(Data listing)
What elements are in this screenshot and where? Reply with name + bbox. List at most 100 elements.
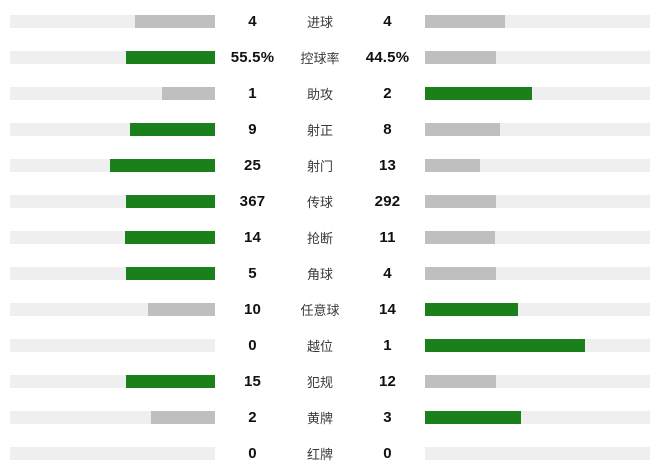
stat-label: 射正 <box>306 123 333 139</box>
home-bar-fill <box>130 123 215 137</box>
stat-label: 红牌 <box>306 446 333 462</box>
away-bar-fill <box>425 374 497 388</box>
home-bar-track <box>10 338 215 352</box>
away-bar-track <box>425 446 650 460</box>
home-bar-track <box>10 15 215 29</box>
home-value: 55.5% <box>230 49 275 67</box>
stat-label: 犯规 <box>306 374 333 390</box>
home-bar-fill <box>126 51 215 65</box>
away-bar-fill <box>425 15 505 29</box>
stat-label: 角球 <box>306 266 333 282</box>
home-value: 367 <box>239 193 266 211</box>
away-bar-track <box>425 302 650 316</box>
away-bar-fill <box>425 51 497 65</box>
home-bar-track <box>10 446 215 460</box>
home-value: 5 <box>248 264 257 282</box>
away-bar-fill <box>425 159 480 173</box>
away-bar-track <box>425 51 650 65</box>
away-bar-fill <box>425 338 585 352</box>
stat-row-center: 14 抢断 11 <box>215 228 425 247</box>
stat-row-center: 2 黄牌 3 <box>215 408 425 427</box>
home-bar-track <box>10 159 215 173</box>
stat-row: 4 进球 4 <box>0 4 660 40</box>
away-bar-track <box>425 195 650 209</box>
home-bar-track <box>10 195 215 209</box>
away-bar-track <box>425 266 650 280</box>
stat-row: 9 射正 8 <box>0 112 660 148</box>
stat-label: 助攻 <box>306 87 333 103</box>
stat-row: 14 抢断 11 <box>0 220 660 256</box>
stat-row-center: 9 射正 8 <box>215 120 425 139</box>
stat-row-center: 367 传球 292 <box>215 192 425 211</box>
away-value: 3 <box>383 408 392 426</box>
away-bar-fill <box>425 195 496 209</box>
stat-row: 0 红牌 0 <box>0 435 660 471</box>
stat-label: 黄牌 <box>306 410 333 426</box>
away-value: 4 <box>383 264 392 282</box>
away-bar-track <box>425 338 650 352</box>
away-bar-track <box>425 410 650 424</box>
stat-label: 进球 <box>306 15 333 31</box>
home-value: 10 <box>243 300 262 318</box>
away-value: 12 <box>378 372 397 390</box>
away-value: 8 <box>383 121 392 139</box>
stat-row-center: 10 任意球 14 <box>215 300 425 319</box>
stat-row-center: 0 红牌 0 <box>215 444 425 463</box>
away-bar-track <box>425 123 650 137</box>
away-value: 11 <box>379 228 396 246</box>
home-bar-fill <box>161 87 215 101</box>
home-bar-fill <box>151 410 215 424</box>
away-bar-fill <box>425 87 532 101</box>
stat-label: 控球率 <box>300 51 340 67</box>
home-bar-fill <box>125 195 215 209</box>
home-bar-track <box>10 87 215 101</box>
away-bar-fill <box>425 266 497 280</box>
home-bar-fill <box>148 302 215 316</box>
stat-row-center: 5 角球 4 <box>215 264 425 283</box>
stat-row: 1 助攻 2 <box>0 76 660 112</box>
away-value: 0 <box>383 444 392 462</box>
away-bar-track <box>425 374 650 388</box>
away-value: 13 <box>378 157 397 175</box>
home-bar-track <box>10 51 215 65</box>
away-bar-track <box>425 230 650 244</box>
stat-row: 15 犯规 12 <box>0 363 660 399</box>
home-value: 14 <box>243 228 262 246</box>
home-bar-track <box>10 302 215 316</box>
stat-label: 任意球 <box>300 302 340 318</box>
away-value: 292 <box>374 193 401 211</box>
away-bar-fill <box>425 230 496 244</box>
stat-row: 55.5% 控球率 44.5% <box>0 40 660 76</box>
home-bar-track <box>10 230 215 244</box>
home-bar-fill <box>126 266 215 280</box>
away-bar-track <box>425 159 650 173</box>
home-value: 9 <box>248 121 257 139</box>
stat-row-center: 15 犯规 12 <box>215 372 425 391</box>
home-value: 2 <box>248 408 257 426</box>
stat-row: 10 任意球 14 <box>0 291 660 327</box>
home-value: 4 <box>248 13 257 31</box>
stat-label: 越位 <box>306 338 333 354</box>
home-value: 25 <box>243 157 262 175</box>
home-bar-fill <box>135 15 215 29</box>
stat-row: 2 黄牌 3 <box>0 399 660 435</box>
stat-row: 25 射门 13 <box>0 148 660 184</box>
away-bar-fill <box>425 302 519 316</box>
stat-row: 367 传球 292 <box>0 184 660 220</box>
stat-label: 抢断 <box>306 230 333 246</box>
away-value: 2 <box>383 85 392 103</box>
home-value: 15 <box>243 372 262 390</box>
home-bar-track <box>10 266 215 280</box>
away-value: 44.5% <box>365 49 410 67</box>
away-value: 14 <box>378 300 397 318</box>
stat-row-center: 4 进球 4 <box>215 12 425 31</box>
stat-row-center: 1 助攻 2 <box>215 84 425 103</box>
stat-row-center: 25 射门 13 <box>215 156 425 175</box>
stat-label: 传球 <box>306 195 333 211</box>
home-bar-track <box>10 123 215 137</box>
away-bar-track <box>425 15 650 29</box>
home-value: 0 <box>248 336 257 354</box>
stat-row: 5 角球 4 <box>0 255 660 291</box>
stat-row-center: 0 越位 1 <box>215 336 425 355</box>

■ **WHAT IS ASKED**
Render every line of the records above as a numbered list, skipping blank lines. Leave the pictures out.

■ **SOLUTION FOR THIS PROBLEM**
1. What elements are in this screenshot and where? Reply with name + bbox. List at most 100 elements.
2. stat-label: 射正 <box>306 123 333 139</box>
3. home-bar-fill <box>130 123 215 137</box>
4. stat-label: 红牌 <box>306 446 333 462</box>
5. away-bar-fill <box>425 374 497 388</box>
6. home-bar-track <box>10 338 215 352</box>
7. away-bar-track <box>425 446 650 460</box>
8. home-bar-track <box>10 15 215 29</box>
9. home-value: 55.5% <box>230 49 275 67</box>
10. stat-label: 犯规 <box>306 374 333 390</box>
11. home-bar-fill <box>126 51 215 65</box>
12. away-bar-fill <box>425 15 505 29</box>
13. stat-label: 角球 <box>306 266 333 282</box>
14. home-value: 367 <box>239 193 266 211</box>
15. away-bar-track <box>425 302 650 316</box>
16. away-bar-fill <box>425 51 497 65</box>
17. home-bar-track <box>10 446 215 460</box>
18. home-value: 5 <box>248 264 257 282</box>
19. away-bar-fill <box>425 159 480 173</box>
20. away-bar-track <box>425 51 650 65</box>
21. away-bar-fill <box>425 338 585 352</box>
22. stat-row-center: 14 抢断 11 <box>215 228 425 247</box>
23. stat-row-center: 2 黄牌 3 <box>215 408 425 427</box>
24. home-bar-track <box>10 159 215 173</box>
25. stat-row: 4 进球 4 <box>0 4 660 40</box>
26. away-bar-track <box>425 195 650 209</box>
27. home-bar-track <box>10 195 215 209</box>
28. away-bar-track <box>425 266 650 280</box>
29. stat-row: 9 射正 8 <box>0 112 660 148</box>
30. stat-label: 助攻 <box>306 87 333 103</box>
31. stat-row: 14 抢断 11 <box>0 220 660 256</box>
32. stat-row-center: 9 射正 8 <box>215 120 425 139</box>
33. stat-row-center: 367 传球 292 <box>215 192 425 211</box>
34. away-value: 3 <box>383 408 392 426</box>
35. away-bar-fill <box>425 195 496 209</box>
36. stat-row: 0 红牌 0 <box>0 435 660 471</box>
37. stat-label: 黄牌 <box>306 410 333 426</box>
38. away-value: 4 <box>383 264 392 282</box>
39. away-bar-track <box>425 338 650 352</box>
40. away-bar-track <box>425 410 650 424</box>
41. stat-label: 进球 <box>306 15 333 31</box>
42. home-value: 10 <box>243 300 262 318</box>
43. away-value: 12 <box>378 372 397 390</box>
44. away-value: 8 <box>383 121 392 139</box>
45. stat-row-center: 10 任意球 14 <box>215 300 425 319</box>
46. stat-row-center: 0 红牌 0 <box>215 444 425 463</box>
47. away-bar-track <box>425 123 650 137</box>
48. away-value: 11 <box>379 228 396 246</box>
49. home-bar-fill <box>161 87 215 101</box>
50. home-bar-fill <box>151 410 215 424</box>
51. away-bar-fill <box>425 87 532 101</box>
52. stat-label: 控球率 <box>300 51 340 67</box>
53. home-bar-fill <box>125 195 215 209</box>
54. home-bar-track <box>10 87 215 101</box>
55. away-bar-fill <box>425 266 497 280</box>
56. home-bar-fill <box>148 302 215 316</box>
57. stat-row-center: 5 角球 4 <box>215 264 425 283</box>
58. stat-row: 1 助攻 2 <box>0 76 660 112</box>
59. away-value: 0 <box>383 444 392 462</box>
60. away-bar-track <box>425 374 650 388</box>
61. away-value: 13 <box>378 157 397 175</box>
62. home-bar-track <box>10 51 215 65</box>
63. away-bar-track <box>425 230 650 244</box>
64. stat-row: 15 犯规 12 <box>0 363 660 399</box>
65. home-value: 14 <box>243 228 262 246</box>
66. home-bar-track <box>10 302 215 316</box>
67. stat-label: 任意球 <box>300 302 340 318</box>
68. away-value: 292 <box>374 193 401 211</box>
69. away-bar-fill <box>425 230 496 244</box>
70. stat-row: 55.5% 控球率 44.5% <box>0 40 660 76</box>
71. home-bar-track <box>10 230 215 244</box>
72. home-bar-fill <box>126 266 215 280</box>
73. away-bar-track <box>425 159 650 173</box>
74. home-value: 9 <box>248 121 257 139</box>
75. stat-row-center: 15 犯规 12 <box>215 372 425 391</box>
76. home-value: 2 <box>248 408 257 426</box>
77. stat-row: 10 任意球 14 <box>0 291 660 327</box>
78. home-value: 4 <box>248 13 257 31</box>
79. stat-label: 越位 <box>306 338 333 354</box>
80. home-value: 25 <box>243 157 262 175</box>
81. home-bar-fill <box>135 15 215 29</box>
82. stat-row: 2 黄牌 3 <box>0 399 660 435</box>
83. stat-row: 25 射门 13 <box>0 148 660 184</box>
84. away-bar-fill <box>425 302 519 316</box>
85. stat-row: 367 传球 292 <box>0 184 660 220</box>
86. stat-label: 抢断 <box>306 230 333 246</box>
87. away-value: 2 <box>383 85 392 103</box>
88. home-value: 15 <box>243 372 262 390</box>
89. home-bar-track <box>10 266 215 280</box>
90. away-value: 44.5% <box>365 49 410 67</box>
91. away-value: 14 <box>378 300 397 318</box>
92. stat-row-center: 4 进球 4 <box>215 12 425 31</box>
93. stat-row-center: 1 助攻 2 <box>215 84 425 103</box>
94. stat-row-center: 25 射门 13 <box>215 156 425 175</box>
95. stat-label: 传球 <box>306 195 333 211</box>
96. home-bar-track <box>10 123 215 137</box>
97. away-bar-track <box>425 15 650 29</box>
98. home-value: 0 <box>248 336 257 354</box>
99. stat-row: 5 角球 4 <box>0 255 660 291</box>
100. stat-row-center: 0 越位 1 <box>215 336 425 355</box>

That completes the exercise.